### Direction
Locate each line of the material that contains "Bluetooth", then return it.

════════

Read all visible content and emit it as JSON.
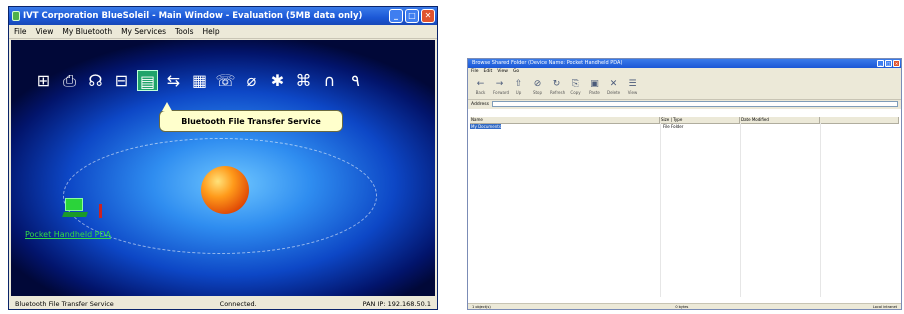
{
  "main_window": {
    "title": "IVT Corporation BlueSoleil - Main Window - Evaluation (5MB data only)",
    "menu": [
      "File",
      "View",
      "My Bluetooth",
      "My Services",
      "Tools",
      "Help"
    ],
    "service_icons": [
      "network-icon",
      "printer-icon",
      "headset-icon",
      "lan-icon",
      "file-transfer-icon",
      "sync-icon",
      "dialup-icon",
      "fax-icon",
      "pan-icon",
      "serial-icon",
      "bip-icon",
      "audio-icon",
      "hid-icon"
    ],
    "selected_service_index": 4,
    "tooltip": "Bluetooth File Transfer Service",
    "device_label": "Pocket Handheld PDA",
    "status": {
      "left": "Bluetooth File Transfer Service",
      "center": "Connected.",
      "right": "PAN IP: 192.168.50.1"
    }
  },
  "ftp_window": {
    "title": "Browse Shared Folder (Device Name: Pocket Handheld PDA)",
    "menu": [
      "File",
      "Edit",
      "View",
      "Go"
    ],
    "toolbar": [
      "Back",
      "Forward",
      "Up",
      "Stop",
      "Refresh",
      "Copy",
      "Paste",
      "Delete",
      "View"
    ],
    "address_label": "Address",
    "address_value": "",
    "columns": [
      "Name",
      "Size | Type",
      "Date Modified"
    ],
    "rows": [
      {
        "name": "My Documents",
        "type": "File Folder",
        "date": ""
      }
    ],
    "status_left": "1 object(s)",
    "status_center": "0 bytes",
    "status_right": "Local intranet"
  }
}
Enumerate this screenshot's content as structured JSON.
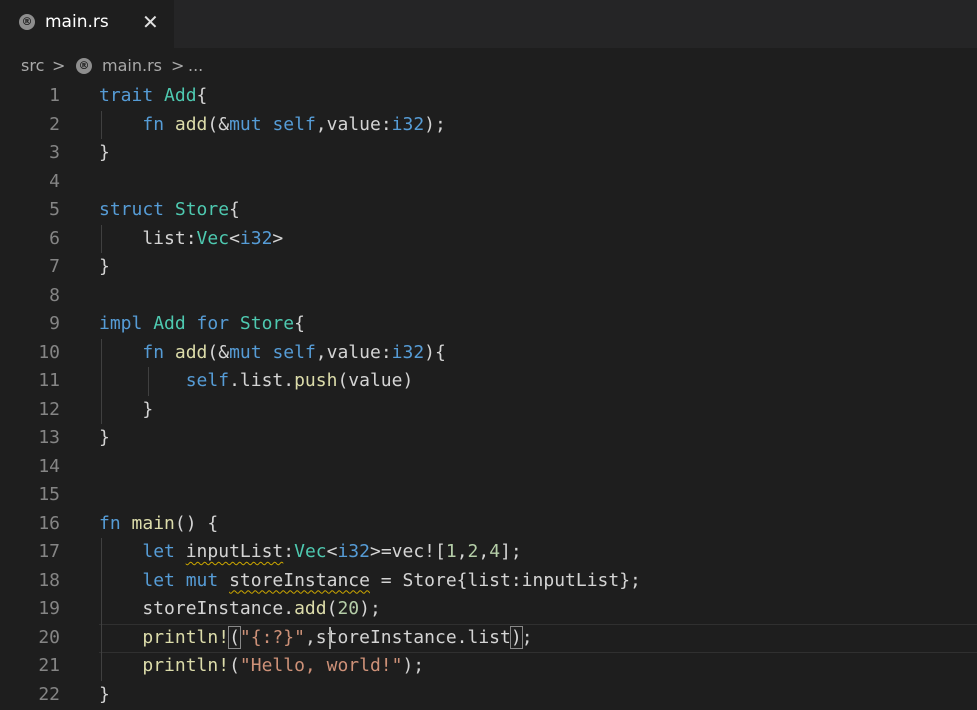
{
  "tab": {
    "label": "main.rs",
    "close_glyph": "✕",
    "icon": "rust-file-icon"
  },
  "breadcrumb": {
    "folder": "src",
    "file": "main.rs",
    "rest": "...",
    "separator": ">"
  },
  "colors": {
    "keyword": "#569cd6",
    "type": "#4ec9b0",
    "function": "#dcdcaa",
    "string": "#ce9178",
    "number": "#b5cea8",
    "text": "#d4d4d4",
    "warning_squiggle": "#cca700"
  },
  "editor": {
    "active_line": 20,
    "lines": [
      [
        [
          "kw",
          "trait "
        ],
        [
          "ty",
          "Add"
        ],
        [
          "pn",
          "{"
        ]
      ],
      [
        [
          "pn",
          "    "
        ],
        [
          "kw",
          "fn "
        ],
        [
          "fn",
          "add"
        ],
        [
          "pn",
          "(&"
        ],
        [
          "kw",
          "mut "
        ],
        [
          "kw",
          "self"
        ],
        [
          "pn",
          ",value:"
        ],
        [
          "kw",
          "i32"
        ],
        [
          "pn",
          ");"
        ]
      ],
      [
        [
          "pn",
          "}"
        ]
      ],
      [],
      [
        [
          "kw",
          "struct "
        ],
        [
          "ty",
          "Store"
        ],
        [
          "pn",
          "{"
        ]
      ],
      [
        [
          "pn",
          "    list:"
        ],
        [
          "ty",
          "Vec"
        ],
        [
          "pn",
          "<"
        ],
        [
          "kw",
          "i32"
        ],
        [
          "pn",
          ">"
        ]
      ],
      [
        [
          "pn",
          "}"
        ]
      ],
      [],
      [
        [
          "kw",
          "impl "
        ],
        [
          "ty",
          "Add "
        ],
        [
          "kw",
          "for "
        ],
        [
          "ty",
          "Store"
        ],
        [
          "pn",
          "{"
        ]
      ],
      [
        [
          "pn",
          "    "
        ],
        [
          "kw",
          "fn "
        ],
        [
          "fn",
          "add"
        ],
        [
          "pn",
          "(&"
        ],
        [
          "kw",
          "mut "
        ],
        [
          "kw",
          "self"
        ],
        [
          "pn",
          ",value:"
        ],
        [
          "kw",
          "i32"
        ],
        [
          "pn",
          "){"
        ]
      ],
      [
        [
          "pn",
          "        "
        ],
        [
          "kw",
          "self"
        ],
        [
          "pn",
          ".list."
        ],
        [
          "fn",
          "push"
        ],
        [
          "pn",
          "(value)"
        ]
      ],
      [
        [
          "pn",
          "    }"
        ]
      ],
      [
        [
          "pn",
          "}"
        ]
      ],
      [],
      [],
      [
        [
          "kw",
          "fn "
        ],
        [
          "fn",
          "main"
        ],
        [
          "pn",
          "() {"
        ]
      ],
      [
        [
          "pn",
          "    "
        ],
        [
          "kw",
          "let "
        ],
        [
          "sq",
          "inputList"
        ],
        [
          "pn",
          ":"
        ],
        [
          "ty",
          "Vec"
        ],
        [
          "pn",
          "<"
        ],
        [
          "kw",
          "i32"
        ],
        [
          "pn",
          ">=vec!["
        ],
        [
          "num",
          "1"
        ],
        [
          "pn",
          ","
        ],
        [
          "num",
          "2"
        ],
        [
          "pn",
          ","
        ],
        [
          "num",
          "4"
        ],
        [
          "pn",
          "];"
        ]
      ],
      [
        [
          "pn",
          "    "
        ],
        [
          "kw",
          "let "
        ],
        [
          "kw",
          "mut "
        ],
        [
          "sq",
          "storeInstance"
        ],
        [
          "pn",
          " = Store{list:inputList};"
        ]
      ],
      [
        [
          "pn",
          "    storeInstance."
        ],
        [
          "fn",
          "add"
        ],
        [
          "pn",
          "("
        ],
        [
          "num",
          "20"
        ],
        [
          "pn",
          ");"
        ]
      ],
      [
        [
          "pn",
          "    "
        ],
        [
          "fn",
          "println!"
        ],
        [
          "bm",
          "("
        ],
        [
          "str",
          "\"{:?}\""
        ],
        [
          "pn",
          ",storeInstance.list"
        ],
        [
          "bm",
          ")"
        ],
        [
          "pn",
          ";"
        ]
      ],
      [
        [
          "pn",
          "    "
        ],
        [
          "fn",
          "println!"
        ],
        [
          "pn",
          "("
        ],
        [
          "str",
          "\"Hello, world!\""
        ],
        [
          "pn",
          ");"
        ]
      ],
      [
        [
          "pn",
          "}"
        ]
      ]
    ]
  }
}
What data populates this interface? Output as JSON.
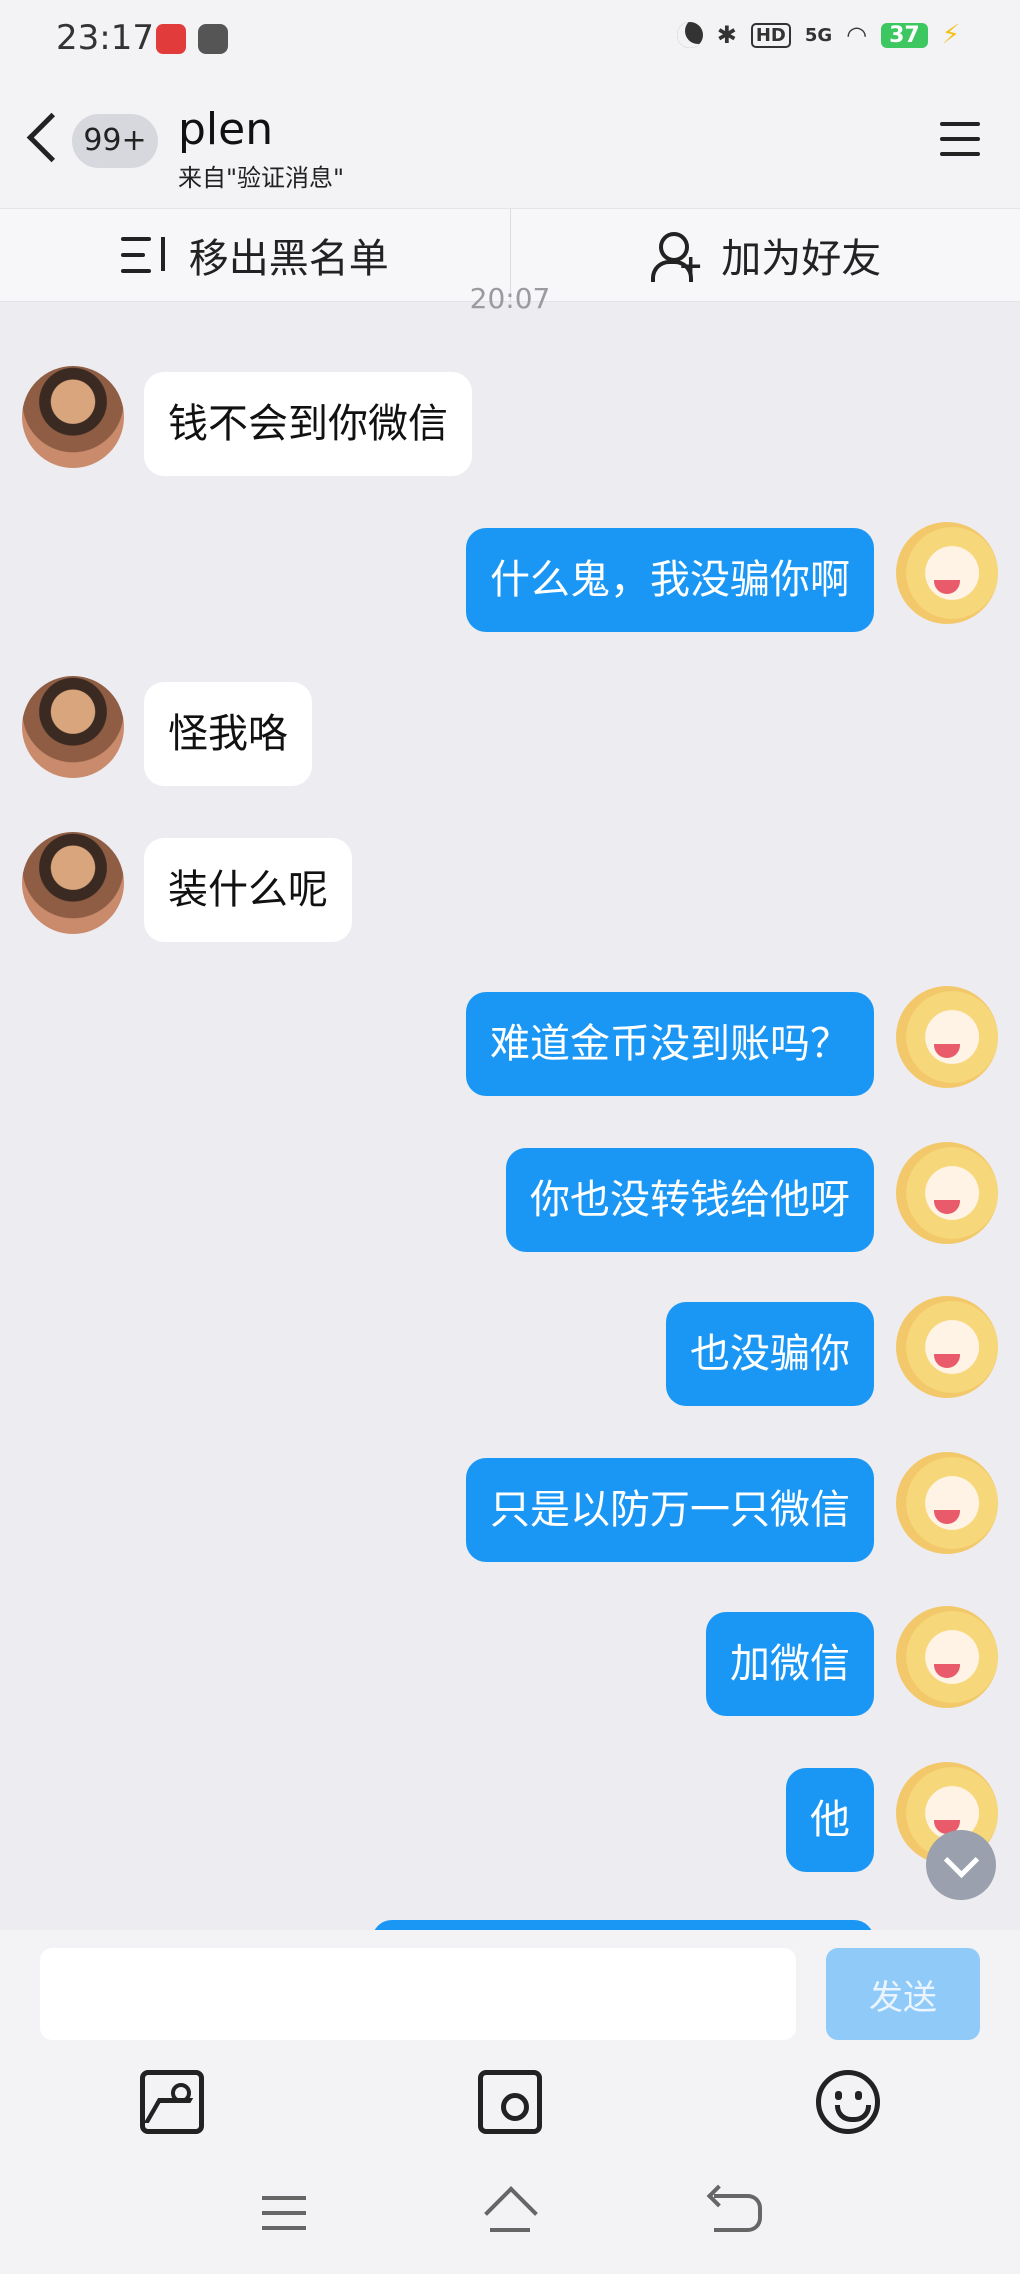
{
  "status_bar": {
    "time": "23:17",
    "network": "5G",
    "hd": "HD",
    "battery": "37"
  },
  "header": {
    "unread_badge": "99+",
    "contact_name": "plen",
    "source": "来自\"验证消息\""
  },
  "actions": {
    "remove_blacklist": "移出黑名单",
    "add_friend": "加为好友"
  },
  "timestamp": "20:07",
  "messages": [
    {
      "from": "other",
      "text": "钱不会到你微信"
    },
    {
      "from": "me",
      "text": "什么鬼，我没骗你啊"
    },
    {
      "from": "other",
      "text": "怪我咯"
    },
    {
      "from": "other",
      "text": "装什么呢"
    },
    {
      "from": "me",
      "text": "难道金币没到账吗？"
    },
    {
      "from": "me",
      "text": "你也没转钱给他呀"
    },
    {
      "from": "me",
      "text": "也没骗你"
    },
    {
      "from": "me",
      "text": "只是以防万一只微信"
    },
    {
      "from": "me",
      "text": "加微信"
    },
    {
      "from": "me",
      "text": "他"
    }
  ],
  "composer": {
    "input_value": "",
    "send_label": "发送"
  },
  "colors": {
    "outgoing_bubble": "#1a97f5",
    "incoming_bubble": "#ffffff",
    "background": "#ededf1",
    "send_disabled": "#8fcaf8"
  }
}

════════

### The solution
      "My Bluetooth",
    "tooltip": "Bluetooth File Transfer Service",
      "left": "Bluetooth File Transfer Service",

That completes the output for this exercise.